> [SET EXERCISE]:
Write out each line in which the string "子弹通过各木块的时间" is present.

> [RAW DATA]:
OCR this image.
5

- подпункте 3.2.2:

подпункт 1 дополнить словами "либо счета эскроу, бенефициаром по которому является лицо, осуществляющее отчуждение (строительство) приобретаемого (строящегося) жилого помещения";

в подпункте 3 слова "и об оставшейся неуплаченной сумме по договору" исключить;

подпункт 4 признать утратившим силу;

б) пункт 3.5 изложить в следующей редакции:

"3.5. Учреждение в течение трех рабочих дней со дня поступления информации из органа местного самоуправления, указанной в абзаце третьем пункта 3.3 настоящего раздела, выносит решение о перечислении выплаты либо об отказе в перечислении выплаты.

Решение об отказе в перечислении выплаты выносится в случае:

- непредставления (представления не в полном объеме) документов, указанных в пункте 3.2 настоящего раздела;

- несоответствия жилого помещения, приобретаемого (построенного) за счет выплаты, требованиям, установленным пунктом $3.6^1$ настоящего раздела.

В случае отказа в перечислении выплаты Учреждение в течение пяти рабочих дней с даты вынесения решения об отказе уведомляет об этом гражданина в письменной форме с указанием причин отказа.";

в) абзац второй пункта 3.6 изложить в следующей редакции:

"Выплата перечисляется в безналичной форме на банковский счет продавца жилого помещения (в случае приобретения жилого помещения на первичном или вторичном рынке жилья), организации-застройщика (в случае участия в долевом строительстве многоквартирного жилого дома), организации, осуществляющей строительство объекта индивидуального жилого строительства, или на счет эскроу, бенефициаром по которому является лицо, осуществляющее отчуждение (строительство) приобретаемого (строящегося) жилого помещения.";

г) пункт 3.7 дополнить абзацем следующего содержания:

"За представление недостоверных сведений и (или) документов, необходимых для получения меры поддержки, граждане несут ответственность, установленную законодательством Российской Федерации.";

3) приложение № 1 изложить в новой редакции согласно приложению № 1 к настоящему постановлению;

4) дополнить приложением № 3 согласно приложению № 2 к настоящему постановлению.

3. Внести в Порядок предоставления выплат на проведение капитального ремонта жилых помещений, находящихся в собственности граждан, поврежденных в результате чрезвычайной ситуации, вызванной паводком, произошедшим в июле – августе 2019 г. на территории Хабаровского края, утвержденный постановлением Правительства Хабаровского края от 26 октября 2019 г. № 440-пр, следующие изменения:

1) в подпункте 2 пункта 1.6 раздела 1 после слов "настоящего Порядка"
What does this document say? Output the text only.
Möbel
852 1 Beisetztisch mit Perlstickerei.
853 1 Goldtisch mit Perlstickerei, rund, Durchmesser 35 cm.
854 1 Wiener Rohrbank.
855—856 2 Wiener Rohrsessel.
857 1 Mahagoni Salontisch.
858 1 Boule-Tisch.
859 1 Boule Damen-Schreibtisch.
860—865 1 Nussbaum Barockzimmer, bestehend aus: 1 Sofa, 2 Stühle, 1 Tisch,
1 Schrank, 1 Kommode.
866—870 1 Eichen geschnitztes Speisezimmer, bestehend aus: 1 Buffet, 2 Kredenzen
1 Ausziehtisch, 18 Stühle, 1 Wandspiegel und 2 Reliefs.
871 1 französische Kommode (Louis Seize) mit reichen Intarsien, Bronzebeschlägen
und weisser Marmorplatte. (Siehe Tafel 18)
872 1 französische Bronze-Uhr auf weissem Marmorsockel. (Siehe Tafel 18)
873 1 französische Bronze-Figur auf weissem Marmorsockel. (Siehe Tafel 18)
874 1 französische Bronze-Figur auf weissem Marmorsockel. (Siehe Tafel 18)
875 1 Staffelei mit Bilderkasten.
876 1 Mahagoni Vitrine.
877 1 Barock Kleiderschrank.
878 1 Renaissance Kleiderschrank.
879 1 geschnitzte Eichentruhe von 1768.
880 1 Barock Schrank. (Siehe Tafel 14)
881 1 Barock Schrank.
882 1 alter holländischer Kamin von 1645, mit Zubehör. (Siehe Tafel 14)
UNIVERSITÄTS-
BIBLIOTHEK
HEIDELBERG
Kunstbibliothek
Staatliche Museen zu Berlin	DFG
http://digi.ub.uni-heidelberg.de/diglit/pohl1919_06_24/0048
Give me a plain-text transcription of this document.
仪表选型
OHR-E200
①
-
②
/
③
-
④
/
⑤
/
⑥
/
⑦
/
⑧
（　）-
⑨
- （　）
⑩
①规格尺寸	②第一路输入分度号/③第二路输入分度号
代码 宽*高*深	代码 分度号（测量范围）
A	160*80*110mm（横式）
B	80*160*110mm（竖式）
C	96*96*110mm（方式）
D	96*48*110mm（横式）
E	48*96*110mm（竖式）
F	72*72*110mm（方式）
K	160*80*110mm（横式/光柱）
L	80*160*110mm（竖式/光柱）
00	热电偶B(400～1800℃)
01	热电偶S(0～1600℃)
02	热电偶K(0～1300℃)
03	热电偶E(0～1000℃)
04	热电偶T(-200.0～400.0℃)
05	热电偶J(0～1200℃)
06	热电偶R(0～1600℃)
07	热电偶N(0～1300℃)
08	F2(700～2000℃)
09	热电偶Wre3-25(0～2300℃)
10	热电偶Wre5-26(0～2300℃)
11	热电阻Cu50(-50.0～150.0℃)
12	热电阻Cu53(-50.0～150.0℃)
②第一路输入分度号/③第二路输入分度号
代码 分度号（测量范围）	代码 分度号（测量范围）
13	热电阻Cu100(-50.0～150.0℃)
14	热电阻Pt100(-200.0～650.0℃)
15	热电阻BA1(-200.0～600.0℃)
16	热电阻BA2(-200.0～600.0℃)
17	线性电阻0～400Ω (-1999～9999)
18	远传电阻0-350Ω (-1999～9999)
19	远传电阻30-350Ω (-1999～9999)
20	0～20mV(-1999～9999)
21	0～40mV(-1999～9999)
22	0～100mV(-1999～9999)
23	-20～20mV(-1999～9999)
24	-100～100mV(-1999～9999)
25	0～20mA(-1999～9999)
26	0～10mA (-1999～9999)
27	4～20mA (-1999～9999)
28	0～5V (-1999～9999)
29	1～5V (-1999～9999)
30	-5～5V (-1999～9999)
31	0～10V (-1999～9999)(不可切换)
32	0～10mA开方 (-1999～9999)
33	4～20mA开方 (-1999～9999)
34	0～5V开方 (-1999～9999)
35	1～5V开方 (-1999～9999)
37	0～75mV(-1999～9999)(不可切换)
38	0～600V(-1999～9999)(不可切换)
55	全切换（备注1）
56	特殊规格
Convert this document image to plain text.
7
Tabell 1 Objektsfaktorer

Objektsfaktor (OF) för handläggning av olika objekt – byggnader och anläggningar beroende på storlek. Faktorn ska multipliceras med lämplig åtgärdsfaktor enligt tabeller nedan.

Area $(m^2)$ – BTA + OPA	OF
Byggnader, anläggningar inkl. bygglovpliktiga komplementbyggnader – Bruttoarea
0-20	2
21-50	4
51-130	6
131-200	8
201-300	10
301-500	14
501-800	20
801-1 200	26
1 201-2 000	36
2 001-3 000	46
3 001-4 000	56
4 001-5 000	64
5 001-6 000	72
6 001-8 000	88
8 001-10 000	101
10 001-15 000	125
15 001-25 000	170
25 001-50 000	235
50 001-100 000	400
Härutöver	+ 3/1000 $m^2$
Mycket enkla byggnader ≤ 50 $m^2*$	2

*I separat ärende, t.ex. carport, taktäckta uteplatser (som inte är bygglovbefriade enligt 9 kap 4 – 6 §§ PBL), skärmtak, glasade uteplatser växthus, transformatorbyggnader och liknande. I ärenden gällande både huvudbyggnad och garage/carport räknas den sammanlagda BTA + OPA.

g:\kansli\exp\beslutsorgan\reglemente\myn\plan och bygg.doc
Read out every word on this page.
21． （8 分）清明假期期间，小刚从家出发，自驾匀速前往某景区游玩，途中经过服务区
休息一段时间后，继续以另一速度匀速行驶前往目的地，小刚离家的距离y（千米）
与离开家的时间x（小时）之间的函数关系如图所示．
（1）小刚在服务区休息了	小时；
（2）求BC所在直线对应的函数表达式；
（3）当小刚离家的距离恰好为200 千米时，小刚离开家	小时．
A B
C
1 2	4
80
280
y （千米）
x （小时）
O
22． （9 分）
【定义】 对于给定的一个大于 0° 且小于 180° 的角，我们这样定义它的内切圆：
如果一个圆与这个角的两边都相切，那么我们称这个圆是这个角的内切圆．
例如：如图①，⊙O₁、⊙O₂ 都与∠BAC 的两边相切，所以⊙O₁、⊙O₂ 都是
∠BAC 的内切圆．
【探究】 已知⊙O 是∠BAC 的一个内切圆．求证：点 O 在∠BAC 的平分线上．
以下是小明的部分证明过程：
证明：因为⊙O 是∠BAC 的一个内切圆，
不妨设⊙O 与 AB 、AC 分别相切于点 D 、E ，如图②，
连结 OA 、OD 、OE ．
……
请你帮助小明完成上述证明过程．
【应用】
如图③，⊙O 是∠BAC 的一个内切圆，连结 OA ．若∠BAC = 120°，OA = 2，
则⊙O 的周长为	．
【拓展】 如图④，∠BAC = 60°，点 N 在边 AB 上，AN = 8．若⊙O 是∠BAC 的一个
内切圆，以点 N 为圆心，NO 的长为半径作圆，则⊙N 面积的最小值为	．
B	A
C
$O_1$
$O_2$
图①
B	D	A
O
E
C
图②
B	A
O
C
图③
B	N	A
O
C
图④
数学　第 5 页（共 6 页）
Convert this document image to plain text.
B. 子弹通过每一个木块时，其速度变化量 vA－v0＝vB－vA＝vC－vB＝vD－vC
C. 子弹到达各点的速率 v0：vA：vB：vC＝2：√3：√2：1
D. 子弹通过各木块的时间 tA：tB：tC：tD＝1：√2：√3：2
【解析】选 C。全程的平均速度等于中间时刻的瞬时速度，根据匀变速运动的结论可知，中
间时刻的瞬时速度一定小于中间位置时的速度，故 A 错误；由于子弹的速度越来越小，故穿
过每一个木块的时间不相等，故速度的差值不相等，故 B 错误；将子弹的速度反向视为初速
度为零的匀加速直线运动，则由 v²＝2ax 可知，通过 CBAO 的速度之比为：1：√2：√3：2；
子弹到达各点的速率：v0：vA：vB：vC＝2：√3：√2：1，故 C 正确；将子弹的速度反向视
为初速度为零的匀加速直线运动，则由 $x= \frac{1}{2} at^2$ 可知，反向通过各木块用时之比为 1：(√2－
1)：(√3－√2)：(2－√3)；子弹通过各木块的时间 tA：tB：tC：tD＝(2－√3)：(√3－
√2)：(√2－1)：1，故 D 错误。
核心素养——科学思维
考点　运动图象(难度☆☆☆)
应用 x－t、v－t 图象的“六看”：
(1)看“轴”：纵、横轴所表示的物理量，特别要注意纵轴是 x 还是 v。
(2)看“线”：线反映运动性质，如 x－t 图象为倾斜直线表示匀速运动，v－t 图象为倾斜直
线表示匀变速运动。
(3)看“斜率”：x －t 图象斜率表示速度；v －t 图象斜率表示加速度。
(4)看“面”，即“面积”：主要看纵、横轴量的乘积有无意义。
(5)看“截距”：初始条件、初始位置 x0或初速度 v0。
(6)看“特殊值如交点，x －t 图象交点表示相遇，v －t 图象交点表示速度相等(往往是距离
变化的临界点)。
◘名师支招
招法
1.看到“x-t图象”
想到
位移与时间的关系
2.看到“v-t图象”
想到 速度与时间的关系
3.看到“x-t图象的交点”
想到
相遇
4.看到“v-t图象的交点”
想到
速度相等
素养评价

> [RESULT FOR THIS EXERCISE]:
D. 子弹通过各木块的时间 tA：tB：tC：tD＝1：√2：√3：2
1)：(√3－√2)：(2－√3)；子弹通过各木块的时间 tA：tB：tC：tD＝(2－√3)：(√3－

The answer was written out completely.